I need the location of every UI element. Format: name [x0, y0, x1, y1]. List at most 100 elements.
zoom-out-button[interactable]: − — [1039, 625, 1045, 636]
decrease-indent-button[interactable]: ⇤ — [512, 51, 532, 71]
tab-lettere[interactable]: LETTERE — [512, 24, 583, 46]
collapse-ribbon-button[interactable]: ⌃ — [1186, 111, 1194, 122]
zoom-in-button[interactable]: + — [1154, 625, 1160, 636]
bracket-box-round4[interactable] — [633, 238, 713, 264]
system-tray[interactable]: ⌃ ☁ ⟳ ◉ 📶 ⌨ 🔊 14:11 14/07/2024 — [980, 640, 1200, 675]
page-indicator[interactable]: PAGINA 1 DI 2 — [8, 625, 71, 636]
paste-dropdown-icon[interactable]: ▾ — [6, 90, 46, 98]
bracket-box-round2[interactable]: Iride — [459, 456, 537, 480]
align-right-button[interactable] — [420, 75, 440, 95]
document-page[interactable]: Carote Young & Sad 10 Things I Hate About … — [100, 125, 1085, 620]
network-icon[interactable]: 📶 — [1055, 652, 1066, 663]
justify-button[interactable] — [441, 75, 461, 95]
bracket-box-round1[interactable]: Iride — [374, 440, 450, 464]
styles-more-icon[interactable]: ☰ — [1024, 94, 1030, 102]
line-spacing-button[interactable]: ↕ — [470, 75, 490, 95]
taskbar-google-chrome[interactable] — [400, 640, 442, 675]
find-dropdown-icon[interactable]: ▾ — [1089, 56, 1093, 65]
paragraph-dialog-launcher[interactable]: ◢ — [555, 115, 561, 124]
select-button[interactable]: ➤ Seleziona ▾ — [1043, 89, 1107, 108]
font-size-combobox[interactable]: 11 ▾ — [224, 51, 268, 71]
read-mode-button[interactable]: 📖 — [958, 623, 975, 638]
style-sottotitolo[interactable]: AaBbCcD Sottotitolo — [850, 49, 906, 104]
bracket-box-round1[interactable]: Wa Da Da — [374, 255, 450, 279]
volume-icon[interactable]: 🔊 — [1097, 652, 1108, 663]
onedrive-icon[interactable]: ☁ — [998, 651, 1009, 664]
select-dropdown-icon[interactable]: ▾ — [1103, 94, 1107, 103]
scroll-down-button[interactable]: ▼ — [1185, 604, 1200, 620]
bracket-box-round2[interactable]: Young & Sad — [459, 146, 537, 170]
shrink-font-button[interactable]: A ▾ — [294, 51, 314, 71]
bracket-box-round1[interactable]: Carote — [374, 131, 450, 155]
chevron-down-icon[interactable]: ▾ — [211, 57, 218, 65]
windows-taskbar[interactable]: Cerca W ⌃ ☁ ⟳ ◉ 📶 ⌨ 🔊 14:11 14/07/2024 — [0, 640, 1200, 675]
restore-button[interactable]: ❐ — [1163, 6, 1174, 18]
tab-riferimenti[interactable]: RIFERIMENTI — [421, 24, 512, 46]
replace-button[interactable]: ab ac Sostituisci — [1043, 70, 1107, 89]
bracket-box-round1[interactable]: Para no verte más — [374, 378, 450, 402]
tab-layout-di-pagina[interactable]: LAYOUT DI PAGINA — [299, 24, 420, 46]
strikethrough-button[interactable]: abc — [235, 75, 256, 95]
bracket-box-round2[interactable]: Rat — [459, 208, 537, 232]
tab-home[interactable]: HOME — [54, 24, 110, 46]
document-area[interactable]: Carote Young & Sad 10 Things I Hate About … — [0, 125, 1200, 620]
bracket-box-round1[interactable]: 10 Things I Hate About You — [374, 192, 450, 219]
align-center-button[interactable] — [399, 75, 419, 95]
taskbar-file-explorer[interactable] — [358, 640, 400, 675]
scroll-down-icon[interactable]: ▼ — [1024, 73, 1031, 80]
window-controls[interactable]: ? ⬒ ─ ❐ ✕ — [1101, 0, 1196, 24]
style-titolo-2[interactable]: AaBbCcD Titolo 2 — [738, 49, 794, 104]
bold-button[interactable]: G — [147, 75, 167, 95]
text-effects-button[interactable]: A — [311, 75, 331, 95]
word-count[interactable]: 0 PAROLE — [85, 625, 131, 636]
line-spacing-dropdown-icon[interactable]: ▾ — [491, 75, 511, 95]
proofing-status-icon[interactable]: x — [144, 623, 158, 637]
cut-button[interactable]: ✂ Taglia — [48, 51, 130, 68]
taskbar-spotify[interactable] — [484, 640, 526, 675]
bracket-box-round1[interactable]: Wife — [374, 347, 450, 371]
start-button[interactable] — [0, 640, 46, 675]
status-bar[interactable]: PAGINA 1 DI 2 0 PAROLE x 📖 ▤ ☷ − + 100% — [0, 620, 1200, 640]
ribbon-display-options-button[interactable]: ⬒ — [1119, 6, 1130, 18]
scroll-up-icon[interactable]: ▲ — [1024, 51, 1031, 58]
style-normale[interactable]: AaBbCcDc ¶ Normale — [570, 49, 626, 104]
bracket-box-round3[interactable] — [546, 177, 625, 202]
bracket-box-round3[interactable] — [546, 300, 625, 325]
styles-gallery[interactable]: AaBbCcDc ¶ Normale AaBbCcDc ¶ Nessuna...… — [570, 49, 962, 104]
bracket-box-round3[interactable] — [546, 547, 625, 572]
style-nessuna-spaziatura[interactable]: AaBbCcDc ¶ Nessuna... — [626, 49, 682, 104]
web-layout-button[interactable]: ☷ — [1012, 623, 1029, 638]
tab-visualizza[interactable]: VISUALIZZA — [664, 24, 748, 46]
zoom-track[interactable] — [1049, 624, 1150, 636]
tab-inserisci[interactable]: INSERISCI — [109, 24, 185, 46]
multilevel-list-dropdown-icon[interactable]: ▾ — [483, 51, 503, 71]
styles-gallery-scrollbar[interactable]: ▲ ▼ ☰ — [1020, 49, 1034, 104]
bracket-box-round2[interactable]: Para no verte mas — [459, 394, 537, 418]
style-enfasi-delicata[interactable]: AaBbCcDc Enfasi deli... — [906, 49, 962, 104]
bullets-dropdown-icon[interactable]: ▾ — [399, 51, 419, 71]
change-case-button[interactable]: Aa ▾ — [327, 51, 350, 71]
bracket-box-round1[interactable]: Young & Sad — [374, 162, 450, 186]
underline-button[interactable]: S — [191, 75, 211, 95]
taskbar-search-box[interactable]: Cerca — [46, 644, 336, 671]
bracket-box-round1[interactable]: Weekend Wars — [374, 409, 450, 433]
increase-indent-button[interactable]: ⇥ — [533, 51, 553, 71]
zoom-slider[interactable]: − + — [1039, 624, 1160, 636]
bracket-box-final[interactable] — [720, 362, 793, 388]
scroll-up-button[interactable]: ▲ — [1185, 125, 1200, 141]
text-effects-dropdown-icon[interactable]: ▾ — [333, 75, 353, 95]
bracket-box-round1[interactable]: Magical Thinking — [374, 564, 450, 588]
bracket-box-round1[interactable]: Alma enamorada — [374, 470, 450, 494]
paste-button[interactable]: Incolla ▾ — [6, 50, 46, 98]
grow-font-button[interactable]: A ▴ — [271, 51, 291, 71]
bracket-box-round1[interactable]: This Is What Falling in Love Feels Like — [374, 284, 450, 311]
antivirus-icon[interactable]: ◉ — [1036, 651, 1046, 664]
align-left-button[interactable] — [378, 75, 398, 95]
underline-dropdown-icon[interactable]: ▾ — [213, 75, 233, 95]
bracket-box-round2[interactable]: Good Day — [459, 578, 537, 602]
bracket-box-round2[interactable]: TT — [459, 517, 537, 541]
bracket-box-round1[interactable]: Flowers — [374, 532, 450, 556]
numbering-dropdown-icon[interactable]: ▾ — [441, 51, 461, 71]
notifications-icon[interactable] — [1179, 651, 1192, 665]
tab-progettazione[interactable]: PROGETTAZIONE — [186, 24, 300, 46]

+++

▸ **Problem to work on**:
Without skipping anything, transcribe every line above exactly.

▸ **Solution for this problem**:
I need the location of every UI element. Format: name [x0, y0, x1, y1]. List at most 100 elements.
zoom-out-button[interactable]: − — [1039, 625, 1045, 636]
decrease-indent-button[interactable]: ⇤ — [512, 51, 532, 71]
tab-lettere[interactable]: LETTERE — [512, 24, 583, 46]
collapse-ribbon-button[interactable]: ⌃ — [1186, 111, 1194, 122]
zoom-in-button[interactable]: + — [1154, 625, 1160, 636]
bracket-box-round4[interactable] — [633, 238, 713, 264]
system-tray[interactable]: ⌃ ☁ ⟳ ◉ 📶 ⌨ 🔊 14:11 14/07/2024 — [980, 640, 1200, 675]
page-indicator[interactable]: PAGINA 1 DI 2 — [8, 625, 71, 636]
paste-dropdown-icon[interactable]: ▾ — [6, 90, 46, 98]
bracket-box-round2[interactable]: Iride — [459, 456, 537, 480]
align-right-button[interactable] — [420, 75, 440, 95]
document-page[interactable]: Carote Young & Sad 10 Things I Hate About … — [100, 125, 1085, 620]
network-icon[interactable]: 📶 — [1055, 652, 1066, 663]
justify-button[interactable] — [441, 75, 461, 95]
bracket-box-round1[interactable]: Iride — [374, 440, 450, 464]
styles-more-icon[interactable]: ☰ — [1024, 94, 1030, 102]
line-spacing-button[interactable]: ↕ — [470, 75, 490, 95]
taskbar-google-chrome[interactable] — [400, 640, 442, 675]
find-dropdown-icon[interactable]: ▾ — [1089, 56, 1093, 65]
paragraph-dialog-launcher[interactable]: ◢ — [555, 115, 561, 124]
select-button[interactable]: ➤ Seleziona ▾ — [1043, 89, 1107, 108]
font-size-combobox[interactable]: 11 ▾ — [224, 51, 268, 71]
read-mode-button[interactable]: 📖 — [958, 623, 975, 638]
style-sottotitolo[interactable]: AaBbCcD Sottotitolo — [850, 49, 906, 104]
bracket-box-round1[interactable]: Wa Da Da — [374, 255, 450, 279]
volume-icon[interactable]: 🔊 — [1097, 652, 1108, 663]
onedrive-icon[interactable]: ☁ — [998, 651, 1009, 664]
select-dropdown-icon[interactable]: ▾ — [1103, 94, 1107, 103]
scroll-down-button[interactable]: ▼ — [1185, 604, 1200, 620]
bracket-box-round2[interactable]: Young & Sad — [459, 146, 537, 170]
shrink-font-button[interactable]: A ▾ — [294, 51, 314, 71]
bracket-box-round1[interactable]: Carote — [374, 131, 450, 155]
chevron-down-icon[interactable]: ▾ — [211, 57, 218, 65]
windows-taskbar[interactable]: Cerca W ⌃ ☁ ⟳ ◉ 📶 ⌨ 🔊 14:11 14/07/2024 — [0, 640, 1200, 675]
restore-button[interactable]: ❐ — [1163, 6, 1174, 18]
tab-riferimenti[interactable]: RIFERIMENTI — [421, 24, 512, 46]
replace-button[interactable]: ab ac Sostituisci — [1043, 70, 1107, 89]
bracket-box-round1[interactable]: Para no verte más — [374, 378, 450, 402]
tab-layout-di-pagina[interactable]: LAYOUT DI PAGINA — [299, 24, 420, 46]
strikethrough-button[interactable]: abc — [235, 75, 256, 95]
bracket-box-round2[interactable]: Rat — [459, 208, 537, 232]
tab-home[interactable]: HOME — [54, 24, 110, 46]
document-area[interactable]: Carote Young & Sad 10 Things I Hate About … — [0, 125, 1200, 620]
bracket-box-round1[interactable]: 10 Things I Hate About You — [374, 192, 450, 219]
align-center-button[interactable] — [399, 75, 419, 95]
taskbar-file-explorer[interactable] — [358, 640, 400, 675]
scroll-down-icon[interactable]: ▼ — [1024, 73, 1031, 80]
window-controls[interactable]: ? ⬒ ─ ❐ ✕ — [1101, 0, 1196, 24]
style-titolo-2[interactable]: AaBbCcD Titolo 2 — [738, 49, 794, 104]
bold-button[interactable]: G — [147, 75, 167, 95]
text-effects-button[interactable]: A — [311, 75, 331, 95]
word-count[interactable]: 0 PAROLE — [85, 625, 131, 636]
line-spacing-dropdown-icon[interactable]: ▾ — [491, 75, 511, 95]
proofing-status-icon[interactable]: x — [144, 623, 158, 637]
cut-button[interactable]: ✂ Taglia — [48, 51, 130, 68]
taskbar-spotify[interactable] — [484, 640, 526, 675]
bracket-box-round1[interactable]: Wife — [374, 347, 450, 371]
start-button[interactable] — [0, 640, 46, 675]
status-bar[interactable]: PAGINA 1 DI 2 0 PAROLE x 📖 ▤ ☷ − + 100% — [0, 620, 1200, 640]
ribbon-display-options-button[interactable]: ⬒ — [1119, 6, 1130, 18]
scroll-up-icon[interactable]: ▲ — [1024, 51, 1031, 58]
style-normale[interactable]: AaBbCcDc ¶ Normale — [570, 49, 626, 104]
bracket-box-round3[interactable] — [546, 177, 625, 202]
bracket-box-round3[interactable] — [546, 300, 625, 325]
styles-gallery[interactable]: AaBbCcDc ¶ Normale AaBbCcDc ¶ Nessuna...… — [570, 49, 962, 104]
bracket-box-round3[interactable] — [546, 547, 625, 572]
style-nessuna-spaziatura[interactable]: AaBbCcDc ¶ Nessuna... — [626, 49, 682, 104]
web-layout-button[interactable]: ☷ — [1012, 623, 1029, 638]
tab-visualizza[interactable]: VISUALIZZA — [664, 24, 748, 46]
zoom-track[interactable] — [1049, 624, 1150, 636]
tab-inserisci[interactable]: INSERISCI — [109, 24, 185, 46]
multilevel-list-dropdown-icon[interactable]: ▾ — [483, 51, 503, 71]
styles-gallery-scrollbar[interactable]: ▲ ▼ ☰ — [1020, 49, 1034, 104]
bracket-box-round2[interactable]: Para no verte mas — [459, 394, 537, 418]
style-enfasi-delicata[interactable]: AaBbCcDc Enfasi deli... — [906, 49, 962, 104]
bullets-dropdown-icon[interactable]: ▾ — [399, 51, 419, 71]
change-case-button[interactable]: Aa ▾ — [327, 51, 350, 71]
bracket-box-round1[interactable]: Young & Sad — [374, 162, 450, 186]
underline-button[interactable]: S — [191, 75, 211, 95]
taskbar-search-box[interactable]: Cerca — [46, 644, 336, 671]
bracket-box-round1[interactable]: Weekend Wars — [374, 409, 450, 433]
increase-indent-button[interactable]: ⇥ — [533, 51, 553, 71]
zoom-slider[interactable]: − + — [1039, 624, 1160, 636]
bracket-box-final[interactable] — [720, 362, 793, 388]
scroll-up-button[interactable]: ▲ — [1185, 125, 1200, 141]
text-effects-dropdown-icon[interactable]: ▾ — [333, 75, 353, 95]
bracket-box-round1[interactable]: Magical Thinking — [374, 564, 450, 588]
bracket-box-round1[interactable]: Alma enamorada — [374, 470, 450, 494]
paste-button[interactable]: Incolla ▾ — [6, 50, 46, 98]
grow-font-button[interactable]: A ▴ — [271, 51, 291, 71]
bracket-box-round1[interactable]: This Is What Falling in Love Feels Like — [374, 284, 450, 311]
antivirus-icon[interactable]: ◉ — [1036, 651, 1046, 664]
align-left-button[interactable] — [378, 75, 398, 95]
underline-dropdown-icon[interactable]: ▾ — [213, 75, 233, 95]
bracket-box-round2[interactable]: Good Day — [459, 578, 537, 602]
bracket-box-round2[interactable]: TT — [459, 517, 537, 541]
bracket-box-round1[interactable]: Flowers — [374, 532, 450, 556]
numbering-dropdown-icon[interactable]: ▾ — [441, 51, 461, 71]
notifications-icon[interactable] — [1179, 651, 1192, 665]
tab-progettazione[interactable]: PROGETTAZIONE — [186, 24, 300, 46]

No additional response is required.